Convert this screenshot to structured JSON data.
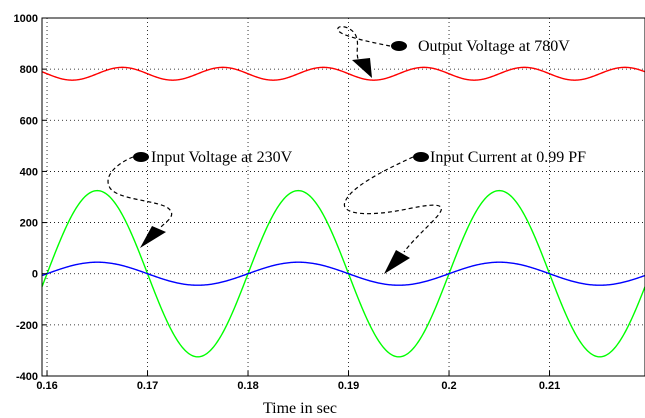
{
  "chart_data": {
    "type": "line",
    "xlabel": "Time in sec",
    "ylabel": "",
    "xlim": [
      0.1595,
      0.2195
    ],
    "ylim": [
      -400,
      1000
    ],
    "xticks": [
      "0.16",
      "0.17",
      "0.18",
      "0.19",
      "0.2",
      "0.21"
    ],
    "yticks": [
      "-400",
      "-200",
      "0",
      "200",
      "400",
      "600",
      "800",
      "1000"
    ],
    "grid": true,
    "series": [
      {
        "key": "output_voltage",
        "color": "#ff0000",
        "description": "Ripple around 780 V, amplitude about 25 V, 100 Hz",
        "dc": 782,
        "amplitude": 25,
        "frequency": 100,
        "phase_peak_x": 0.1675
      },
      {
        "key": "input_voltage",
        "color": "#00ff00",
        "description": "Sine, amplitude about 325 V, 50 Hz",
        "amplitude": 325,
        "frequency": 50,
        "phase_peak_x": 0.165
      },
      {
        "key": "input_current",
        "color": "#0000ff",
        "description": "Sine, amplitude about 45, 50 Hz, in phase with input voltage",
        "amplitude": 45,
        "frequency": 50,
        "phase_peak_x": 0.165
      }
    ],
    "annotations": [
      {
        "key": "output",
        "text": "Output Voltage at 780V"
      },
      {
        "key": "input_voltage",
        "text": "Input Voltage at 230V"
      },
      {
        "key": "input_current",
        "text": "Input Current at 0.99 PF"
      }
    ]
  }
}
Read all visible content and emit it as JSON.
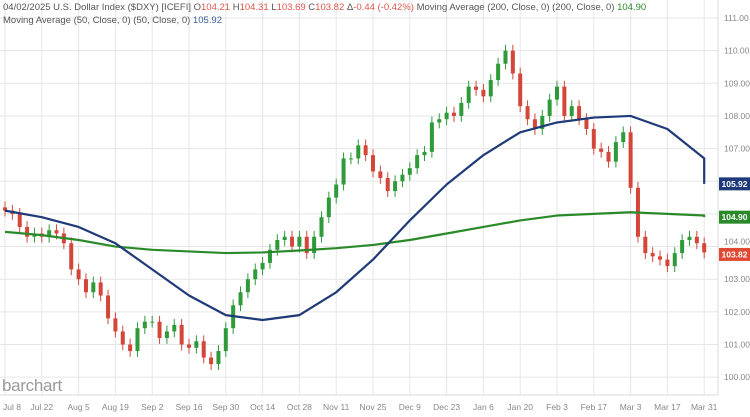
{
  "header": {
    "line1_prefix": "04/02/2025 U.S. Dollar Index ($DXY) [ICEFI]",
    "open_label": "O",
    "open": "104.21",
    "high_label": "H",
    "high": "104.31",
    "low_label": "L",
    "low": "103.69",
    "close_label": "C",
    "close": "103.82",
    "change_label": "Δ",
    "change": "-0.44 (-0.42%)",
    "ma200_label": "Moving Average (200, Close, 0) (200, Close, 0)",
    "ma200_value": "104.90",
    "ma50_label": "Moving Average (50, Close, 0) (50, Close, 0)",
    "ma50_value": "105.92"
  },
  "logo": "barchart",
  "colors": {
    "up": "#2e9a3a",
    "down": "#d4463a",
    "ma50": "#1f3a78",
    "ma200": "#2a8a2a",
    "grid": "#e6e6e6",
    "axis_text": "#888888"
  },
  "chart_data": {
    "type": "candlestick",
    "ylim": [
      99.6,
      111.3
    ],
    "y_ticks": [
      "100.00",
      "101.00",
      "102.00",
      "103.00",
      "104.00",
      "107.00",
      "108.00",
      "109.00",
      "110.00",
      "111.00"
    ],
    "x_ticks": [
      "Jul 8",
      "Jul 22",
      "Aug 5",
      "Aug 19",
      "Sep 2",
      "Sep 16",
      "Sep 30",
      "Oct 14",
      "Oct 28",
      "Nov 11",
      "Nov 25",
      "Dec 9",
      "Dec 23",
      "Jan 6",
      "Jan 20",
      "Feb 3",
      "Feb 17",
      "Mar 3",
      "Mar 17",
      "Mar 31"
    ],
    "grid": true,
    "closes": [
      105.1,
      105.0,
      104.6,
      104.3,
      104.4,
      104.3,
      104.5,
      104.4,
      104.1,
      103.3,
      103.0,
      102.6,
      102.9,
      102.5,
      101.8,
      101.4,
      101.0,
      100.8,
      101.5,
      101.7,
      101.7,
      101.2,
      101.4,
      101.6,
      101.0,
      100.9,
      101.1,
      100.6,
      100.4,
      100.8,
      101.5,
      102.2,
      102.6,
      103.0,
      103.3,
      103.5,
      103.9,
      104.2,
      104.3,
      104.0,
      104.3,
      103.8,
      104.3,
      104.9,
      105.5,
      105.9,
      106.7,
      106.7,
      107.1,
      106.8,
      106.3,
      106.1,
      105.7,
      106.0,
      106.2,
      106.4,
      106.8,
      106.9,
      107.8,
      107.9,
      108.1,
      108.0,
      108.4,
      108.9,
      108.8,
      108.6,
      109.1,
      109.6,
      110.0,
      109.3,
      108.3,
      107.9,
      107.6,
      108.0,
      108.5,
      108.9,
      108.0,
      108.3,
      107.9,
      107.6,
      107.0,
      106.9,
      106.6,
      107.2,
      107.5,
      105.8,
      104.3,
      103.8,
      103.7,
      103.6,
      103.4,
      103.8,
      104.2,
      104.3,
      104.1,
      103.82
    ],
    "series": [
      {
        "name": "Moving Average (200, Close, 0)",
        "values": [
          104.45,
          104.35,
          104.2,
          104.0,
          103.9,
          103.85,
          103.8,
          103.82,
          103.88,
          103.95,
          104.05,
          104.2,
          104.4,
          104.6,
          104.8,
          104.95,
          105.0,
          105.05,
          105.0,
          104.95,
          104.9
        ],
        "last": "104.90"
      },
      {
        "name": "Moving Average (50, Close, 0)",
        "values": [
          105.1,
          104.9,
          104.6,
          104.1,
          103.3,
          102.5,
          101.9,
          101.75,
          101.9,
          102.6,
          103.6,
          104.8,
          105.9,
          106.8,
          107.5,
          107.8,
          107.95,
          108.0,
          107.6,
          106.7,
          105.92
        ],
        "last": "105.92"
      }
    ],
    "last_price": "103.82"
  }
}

==

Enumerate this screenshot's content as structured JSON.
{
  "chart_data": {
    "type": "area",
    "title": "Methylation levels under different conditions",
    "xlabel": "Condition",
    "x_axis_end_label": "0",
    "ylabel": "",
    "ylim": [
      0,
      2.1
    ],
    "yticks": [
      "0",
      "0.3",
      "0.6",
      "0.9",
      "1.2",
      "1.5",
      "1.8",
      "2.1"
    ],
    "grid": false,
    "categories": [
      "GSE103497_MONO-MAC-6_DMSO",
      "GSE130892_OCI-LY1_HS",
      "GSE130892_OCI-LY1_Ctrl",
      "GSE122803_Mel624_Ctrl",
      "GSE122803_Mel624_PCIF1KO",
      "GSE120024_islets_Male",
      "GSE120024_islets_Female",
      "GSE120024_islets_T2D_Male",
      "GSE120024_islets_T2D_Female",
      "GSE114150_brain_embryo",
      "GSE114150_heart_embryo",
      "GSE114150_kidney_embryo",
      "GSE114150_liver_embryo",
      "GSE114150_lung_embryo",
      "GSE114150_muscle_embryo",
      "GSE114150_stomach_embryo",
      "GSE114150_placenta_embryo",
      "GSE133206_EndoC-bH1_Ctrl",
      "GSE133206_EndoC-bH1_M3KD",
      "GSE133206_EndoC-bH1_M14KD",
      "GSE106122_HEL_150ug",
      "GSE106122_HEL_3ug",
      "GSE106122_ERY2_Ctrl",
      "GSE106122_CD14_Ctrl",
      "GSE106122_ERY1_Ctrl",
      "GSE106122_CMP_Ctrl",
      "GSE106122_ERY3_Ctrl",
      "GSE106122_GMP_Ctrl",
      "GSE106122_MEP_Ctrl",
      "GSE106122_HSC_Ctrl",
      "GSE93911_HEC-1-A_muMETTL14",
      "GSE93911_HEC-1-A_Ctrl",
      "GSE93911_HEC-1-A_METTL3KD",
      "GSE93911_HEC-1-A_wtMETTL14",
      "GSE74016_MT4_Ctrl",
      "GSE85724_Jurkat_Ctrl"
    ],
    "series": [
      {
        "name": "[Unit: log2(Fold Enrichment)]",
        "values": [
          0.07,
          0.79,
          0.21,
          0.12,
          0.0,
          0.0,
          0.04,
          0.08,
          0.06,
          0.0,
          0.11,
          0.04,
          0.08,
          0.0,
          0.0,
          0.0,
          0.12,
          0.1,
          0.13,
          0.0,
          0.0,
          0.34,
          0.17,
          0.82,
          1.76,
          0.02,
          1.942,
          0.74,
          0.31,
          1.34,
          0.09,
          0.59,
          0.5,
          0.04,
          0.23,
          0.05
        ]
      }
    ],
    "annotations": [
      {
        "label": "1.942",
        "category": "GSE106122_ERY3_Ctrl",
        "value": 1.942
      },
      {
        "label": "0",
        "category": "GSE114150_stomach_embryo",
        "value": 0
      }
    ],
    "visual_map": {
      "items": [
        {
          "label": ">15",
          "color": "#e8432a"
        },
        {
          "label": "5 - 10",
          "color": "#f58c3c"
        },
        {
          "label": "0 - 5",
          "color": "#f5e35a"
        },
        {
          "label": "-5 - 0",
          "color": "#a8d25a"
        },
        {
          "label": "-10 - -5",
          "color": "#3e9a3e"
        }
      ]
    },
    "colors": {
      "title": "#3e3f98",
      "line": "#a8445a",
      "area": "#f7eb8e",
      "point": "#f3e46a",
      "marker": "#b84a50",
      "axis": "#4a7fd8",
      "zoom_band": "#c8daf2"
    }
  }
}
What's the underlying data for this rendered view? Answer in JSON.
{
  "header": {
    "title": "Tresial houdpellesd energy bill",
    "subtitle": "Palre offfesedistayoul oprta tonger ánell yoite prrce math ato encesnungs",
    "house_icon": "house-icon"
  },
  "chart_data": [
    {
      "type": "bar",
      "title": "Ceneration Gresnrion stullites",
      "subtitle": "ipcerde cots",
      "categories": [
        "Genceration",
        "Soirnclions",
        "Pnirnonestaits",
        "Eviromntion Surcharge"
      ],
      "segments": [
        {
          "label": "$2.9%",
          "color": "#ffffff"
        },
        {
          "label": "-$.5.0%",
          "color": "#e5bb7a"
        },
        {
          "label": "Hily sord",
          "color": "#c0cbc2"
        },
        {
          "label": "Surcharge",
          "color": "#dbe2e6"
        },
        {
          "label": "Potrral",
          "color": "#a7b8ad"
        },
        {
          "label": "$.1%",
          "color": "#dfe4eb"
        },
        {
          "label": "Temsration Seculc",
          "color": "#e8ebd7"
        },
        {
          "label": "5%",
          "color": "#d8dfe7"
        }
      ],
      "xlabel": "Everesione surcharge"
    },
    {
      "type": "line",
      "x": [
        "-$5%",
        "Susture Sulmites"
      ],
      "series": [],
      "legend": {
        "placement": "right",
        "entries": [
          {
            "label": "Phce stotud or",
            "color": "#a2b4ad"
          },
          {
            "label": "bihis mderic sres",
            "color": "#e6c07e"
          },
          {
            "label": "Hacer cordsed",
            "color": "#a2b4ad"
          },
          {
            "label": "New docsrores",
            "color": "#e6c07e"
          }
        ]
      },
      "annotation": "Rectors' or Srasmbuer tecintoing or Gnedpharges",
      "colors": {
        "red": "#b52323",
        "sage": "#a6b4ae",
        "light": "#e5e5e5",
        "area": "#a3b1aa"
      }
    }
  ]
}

#### Task prompt
Tally the lines above containing "this". Answer with the count only.

#### Final result
3